======== Stored rows ========

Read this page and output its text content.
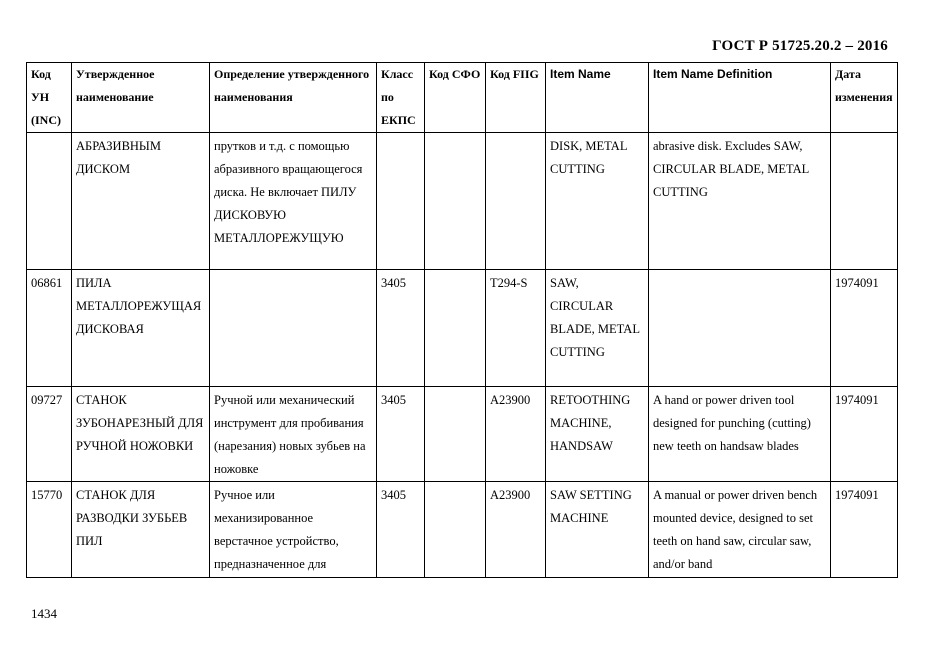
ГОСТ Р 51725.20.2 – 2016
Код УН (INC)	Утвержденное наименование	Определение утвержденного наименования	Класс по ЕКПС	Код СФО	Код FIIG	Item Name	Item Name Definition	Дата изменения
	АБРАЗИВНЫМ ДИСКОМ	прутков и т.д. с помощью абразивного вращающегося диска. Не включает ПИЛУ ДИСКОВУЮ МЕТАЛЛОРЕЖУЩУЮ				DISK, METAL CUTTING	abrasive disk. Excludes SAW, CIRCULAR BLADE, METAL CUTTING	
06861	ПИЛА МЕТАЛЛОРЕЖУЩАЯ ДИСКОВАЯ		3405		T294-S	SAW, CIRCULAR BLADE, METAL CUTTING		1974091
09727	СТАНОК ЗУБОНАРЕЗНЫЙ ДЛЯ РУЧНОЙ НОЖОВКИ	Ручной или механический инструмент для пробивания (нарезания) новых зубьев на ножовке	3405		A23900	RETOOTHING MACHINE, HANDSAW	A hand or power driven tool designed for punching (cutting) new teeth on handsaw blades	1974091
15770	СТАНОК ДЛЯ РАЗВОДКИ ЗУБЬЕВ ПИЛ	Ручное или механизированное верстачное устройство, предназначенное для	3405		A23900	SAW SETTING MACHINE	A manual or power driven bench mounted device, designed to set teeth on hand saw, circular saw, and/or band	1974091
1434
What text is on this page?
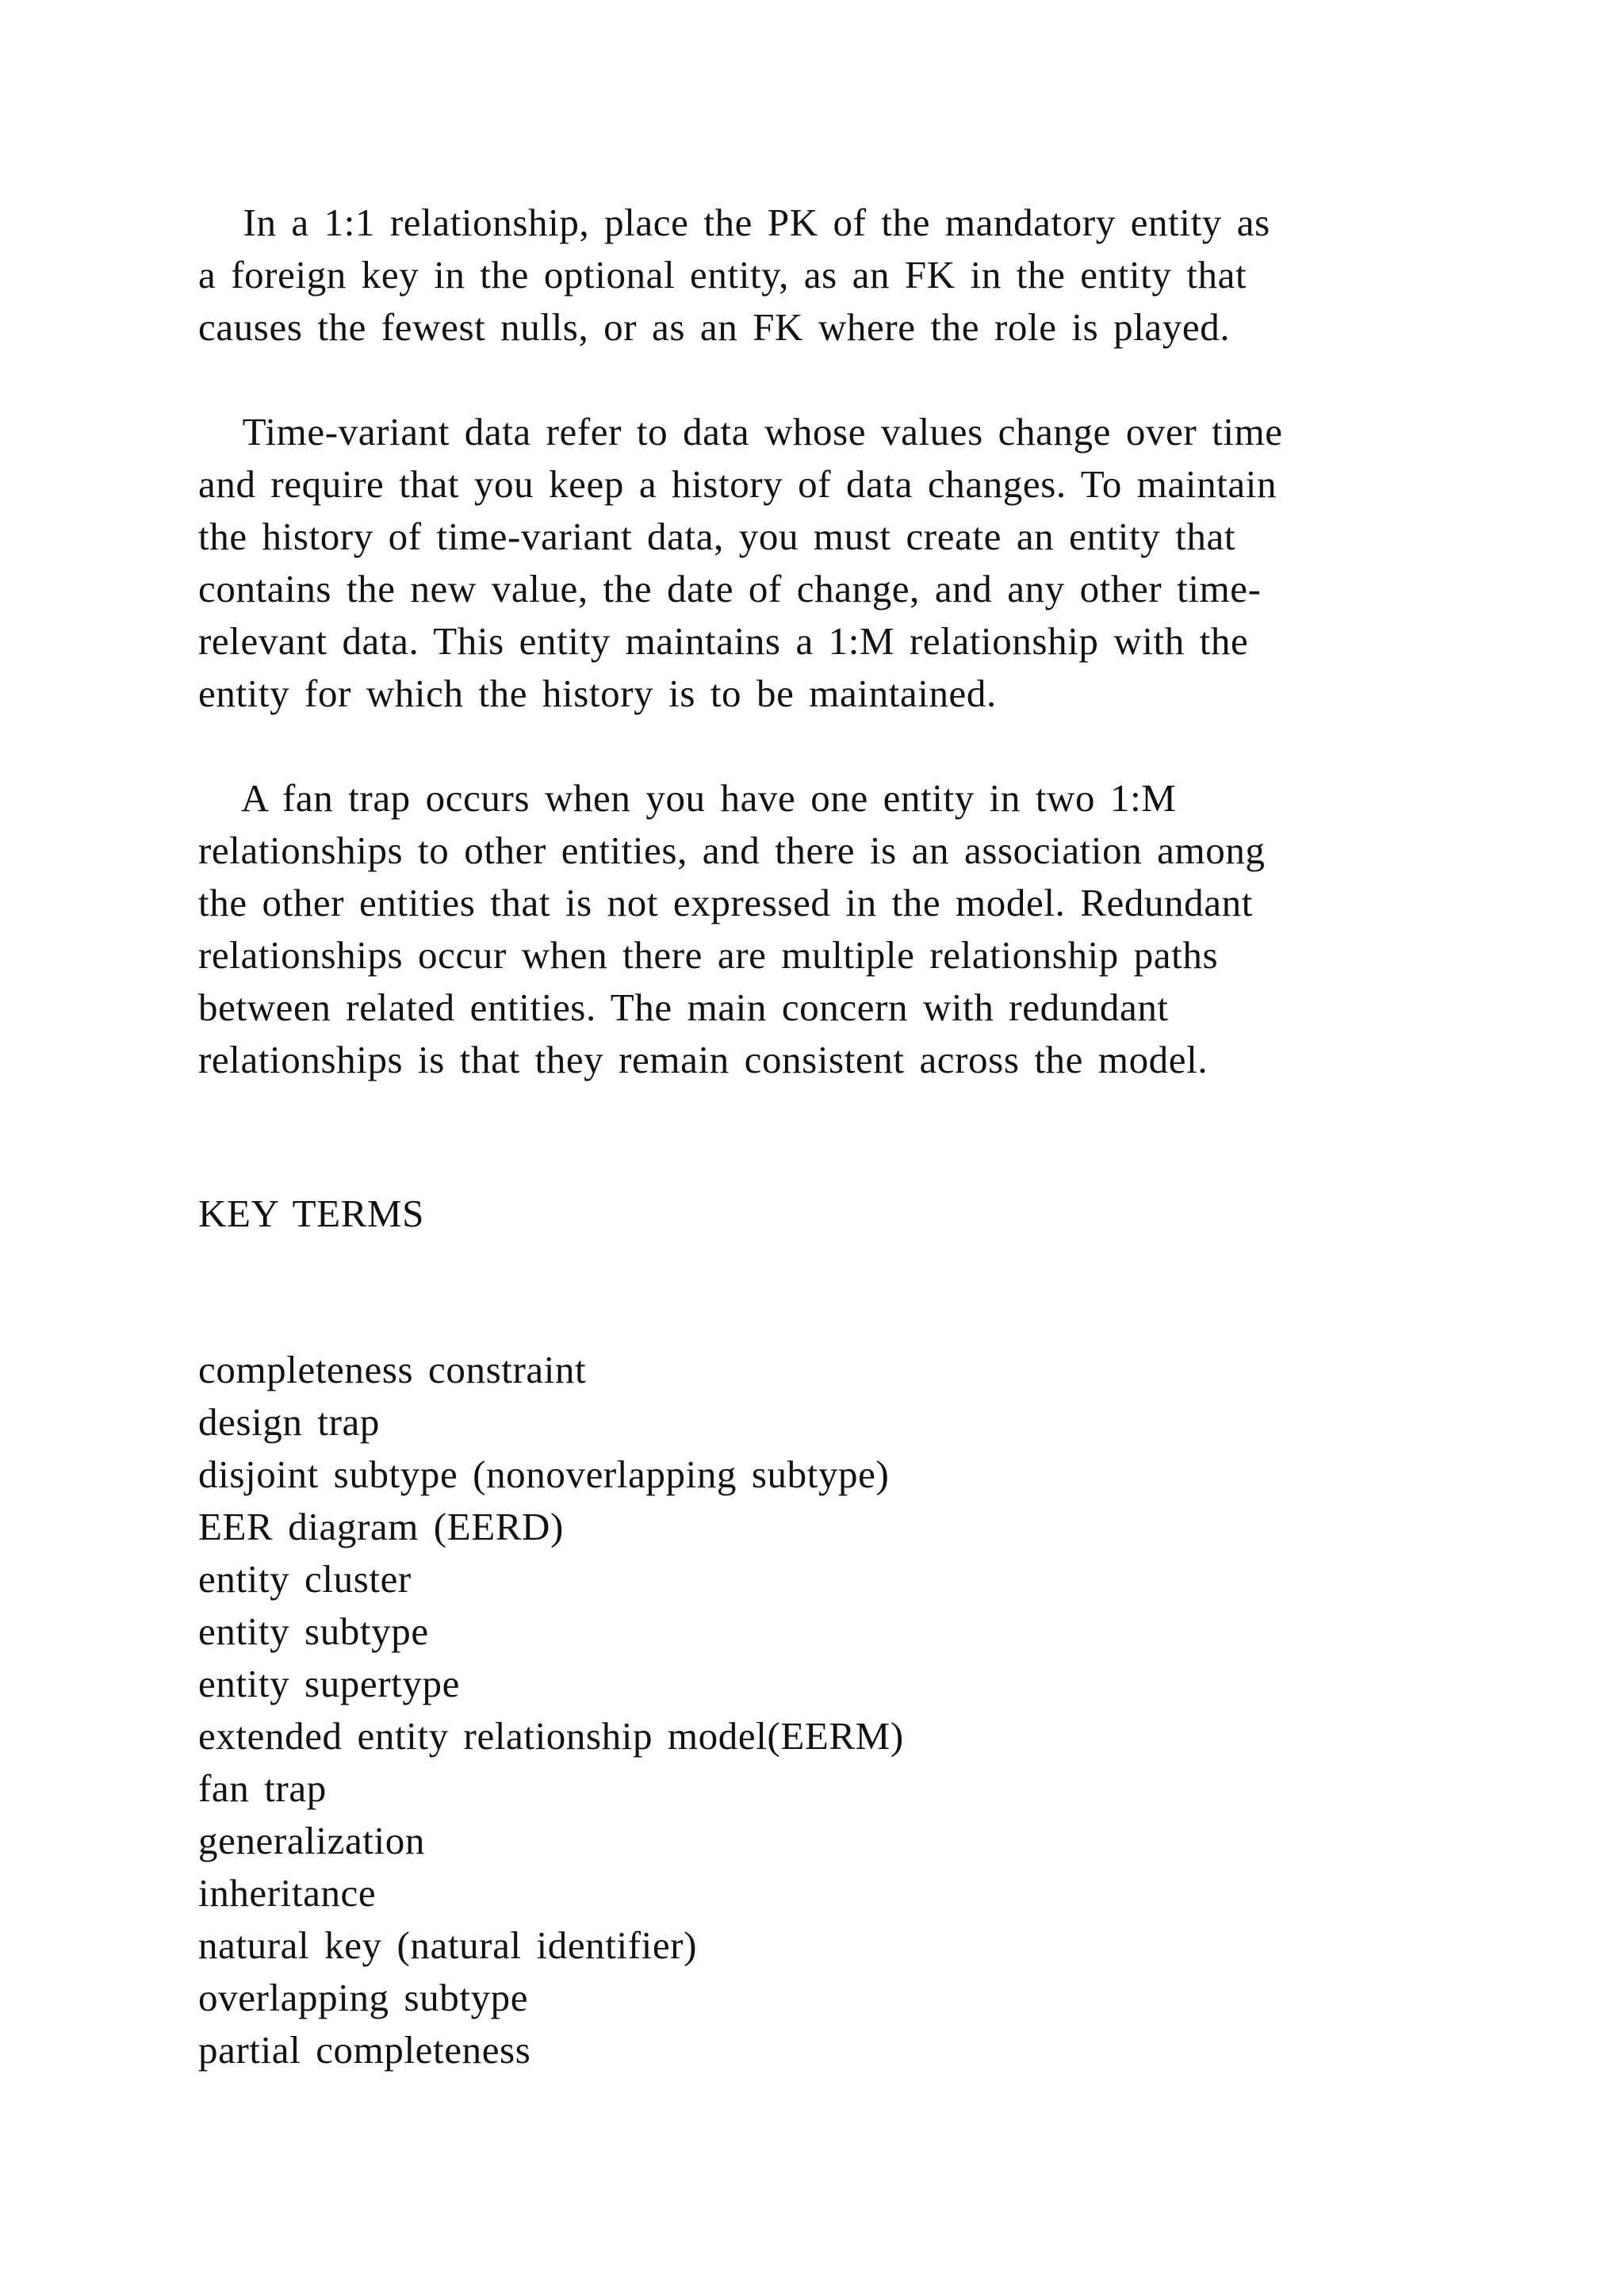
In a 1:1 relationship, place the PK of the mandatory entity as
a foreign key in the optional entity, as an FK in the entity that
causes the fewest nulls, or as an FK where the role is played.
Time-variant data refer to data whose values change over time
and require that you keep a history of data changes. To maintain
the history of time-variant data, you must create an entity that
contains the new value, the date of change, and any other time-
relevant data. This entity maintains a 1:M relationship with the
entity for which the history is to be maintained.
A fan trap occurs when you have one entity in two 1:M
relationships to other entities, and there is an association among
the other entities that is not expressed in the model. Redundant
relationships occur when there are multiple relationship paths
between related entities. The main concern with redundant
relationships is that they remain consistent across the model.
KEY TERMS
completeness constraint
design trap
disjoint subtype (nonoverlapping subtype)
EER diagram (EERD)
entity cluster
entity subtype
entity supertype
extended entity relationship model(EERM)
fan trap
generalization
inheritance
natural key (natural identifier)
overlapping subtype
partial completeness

========

**Stated exercise**.
Across the data, tally the lines containing "history" and give back the number alone.

**Response to this exercise**.
3